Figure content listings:
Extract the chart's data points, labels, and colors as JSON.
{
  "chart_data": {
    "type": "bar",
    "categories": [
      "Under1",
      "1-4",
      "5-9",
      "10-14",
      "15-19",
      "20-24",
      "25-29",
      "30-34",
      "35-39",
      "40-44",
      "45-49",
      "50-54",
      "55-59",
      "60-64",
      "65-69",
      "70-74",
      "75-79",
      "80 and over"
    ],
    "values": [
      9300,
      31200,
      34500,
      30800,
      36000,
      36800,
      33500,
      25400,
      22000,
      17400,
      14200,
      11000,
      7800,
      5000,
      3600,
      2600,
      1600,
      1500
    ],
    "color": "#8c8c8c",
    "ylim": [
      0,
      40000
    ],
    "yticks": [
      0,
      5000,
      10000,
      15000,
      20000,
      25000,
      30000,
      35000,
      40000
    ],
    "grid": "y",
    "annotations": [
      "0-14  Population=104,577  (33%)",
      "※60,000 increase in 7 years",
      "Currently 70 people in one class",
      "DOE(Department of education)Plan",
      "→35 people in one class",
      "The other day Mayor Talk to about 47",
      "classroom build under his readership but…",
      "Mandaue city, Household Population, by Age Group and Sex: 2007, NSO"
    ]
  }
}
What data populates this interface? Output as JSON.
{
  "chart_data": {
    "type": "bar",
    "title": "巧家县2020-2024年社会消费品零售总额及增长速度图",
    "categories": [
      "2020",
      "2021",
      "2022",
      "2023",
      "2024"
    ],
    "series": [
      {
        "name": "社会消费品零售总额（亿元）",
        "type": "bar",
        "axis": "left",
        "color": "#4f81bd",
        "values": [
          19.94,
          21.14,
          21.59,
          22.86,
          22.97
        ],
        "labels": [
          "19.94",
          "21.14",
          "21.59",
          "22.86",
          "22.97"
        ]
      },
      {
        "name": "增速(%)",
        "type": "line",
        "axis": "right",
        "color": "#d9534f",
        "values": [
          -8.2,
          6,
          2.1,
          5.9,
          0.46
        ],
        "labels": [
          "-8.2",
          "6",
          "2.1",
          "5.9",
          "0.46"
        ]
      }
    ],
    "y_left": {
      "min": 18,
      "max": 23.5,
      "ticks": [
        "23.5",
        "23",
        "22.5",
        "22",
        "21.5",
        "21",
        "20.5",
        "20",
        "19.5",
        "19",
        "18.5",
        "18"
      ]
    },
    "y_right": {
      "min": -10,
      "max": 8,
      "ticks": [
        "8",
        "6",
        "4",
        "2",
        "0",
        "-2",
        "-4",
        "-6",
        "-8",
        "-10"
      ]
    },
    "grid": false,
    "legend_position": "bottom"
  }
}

■ Task objective ■
Go through the listing and print each line exactly as it appears.

■ Response to this exercise ■
Extract the chart's data points, labels, and colors as JSON.
{
  "chart_data": {
    "type": "bar",
    "categories": [
      "Under1",
      "1-4",
      "5-9",
      "10-14",
      "15-19",
      "20-24",
      "25-29",
      "30-34",
      "35-39",
      "40-44",
      "45-49",
      "50-54",
      "55-59",
      "60-64",
      "65-69",
      "70-74",
      "75-79",
      "80 and over"
    ],
    "values": [
      9300,
      31200,
      34500,
      30800,
      36000,
      36800,
      33500,
      25400,
      22000,
      17400,
      14200,
      11000,
      7800,
      5000,
      3600,
      2600,
      1600,
      1500
    ],
    "color": "#8c8c8c",
    "ylim": [
      0,
      40000
    ],
    "yticks": [
      0,
      5000,
      10000,
      15000,
      20000,
      25000,
      30000,
      35000,
      40000
    ],
    "grid": "y",
    "annotations": [
      "0-14  Population=104,577  (33%)",
      "※60,000 increase in 7 years",
      "Currently 70 people in one class",
      "DOE(Department of education)Plan",
      "→35 people in one class",
      "The other day Mayor Talk to about 47",
      "classroom build under his readership but…",
      "Mandaue city, Household Population, by Age Group and Sex: 2007, NSO"
    ]
  }
}
What data populates this interface? Output as JSON.
{
  "chart_data": {
    "type": "bar",
    "title": "巧家县2020-2024年社会消费品零售总额及增长速度图",
    "categories": [
      "2020",
      "2021",
      "2022",
      "2023",
      "2024"
    ],
    "series": [
      {
        "name": "社会消费品零售总额（亿元）",
        "type": "bar",
        "axis": "left",
        "color": "#4f81bd",
        "values": [
          19.94,
          21.14,
          21.59,
          22.86,
          22.97
        ],
        "labels": [
          "19.94",
          "21.14",
          "21.59",
          "22.86",
          "22.97"
        ]
      },
      {
        "name": "增速(%)",
        "type": "line",
        "axis": "right",
        "color": "#d9534f",
        "values": [
          -8.2,
          6,
          2.1,
          5.9,
          0.46
        ],
        "labels": [
          "-8.2",
          "6",
          "2.1",
          "5.9",
          "0.46"
        ]
      }
    ],
    "y_left": {
      "min": 18,
      "max": 23.5,
      "ticks": [
        "23.5",
        "23",
        "22.5",
        "22",
        "21.5",
        "21",
        "20.5",
        "20",
        "19.5",
        "19",
        "18.5",
        "18"
      ]
    },
    "y_right": {
      "min": -10,
      "max": 8,
      "ticks": [
        "8",
        "6",
        "4",
        "2",
        "0",
        "-2",
        "-4",
        "-6",
        "-8",
        "-10"
      ]
    },
    "grid": false,
    "legend_position": "bottom"
  }
}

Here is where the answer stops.